[Dataset items]
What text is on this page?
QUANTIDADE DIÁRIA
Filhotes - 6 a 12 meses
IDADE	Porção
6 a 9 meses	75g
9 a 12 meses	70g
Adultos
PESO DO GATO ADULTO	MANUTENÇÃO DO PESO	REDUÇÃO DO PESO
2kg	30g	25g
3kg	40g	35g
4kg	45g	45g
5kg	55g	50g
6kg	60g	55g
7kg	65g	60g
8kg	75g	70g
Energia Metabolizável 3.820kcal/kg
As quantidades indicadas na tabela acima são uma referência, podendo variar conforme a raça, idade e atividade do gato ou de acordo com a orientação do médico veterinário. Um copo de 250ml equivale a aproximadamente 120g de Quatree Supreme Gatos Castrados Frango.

# Task objective
Repeat the data in its entirety, character for character.

# Solution to this task
What text is on this page?
QUANTIDADE DIÁRIA
Filhotes - 6 a 12 meses
IDADE	Porção
6 a 9 meses	75g
9 a 12 meses	70g
Adultos
PESO DO GATO ADULTO	MANUTENÇÃO DO PESO	REDUÇÃO DO PESO
2kg	30g	25g
3kg	40g	35g
4kg	45g	45g
5kg	55g	50g
6kg	60g	55g
7kg	65g	60g
8kg	75g	70g
Energia Metabolizável 3.820kcal/kg
As quantidades indicadas na tabela acima são uma referência, podendo variar conforme a raça, idade e atividade do gato ou de acordo com a orientação do médico veterinário. Um copo de 250ml equivale a aproximadamente 120g de Quatree Supreme Gatos Castrados Frango.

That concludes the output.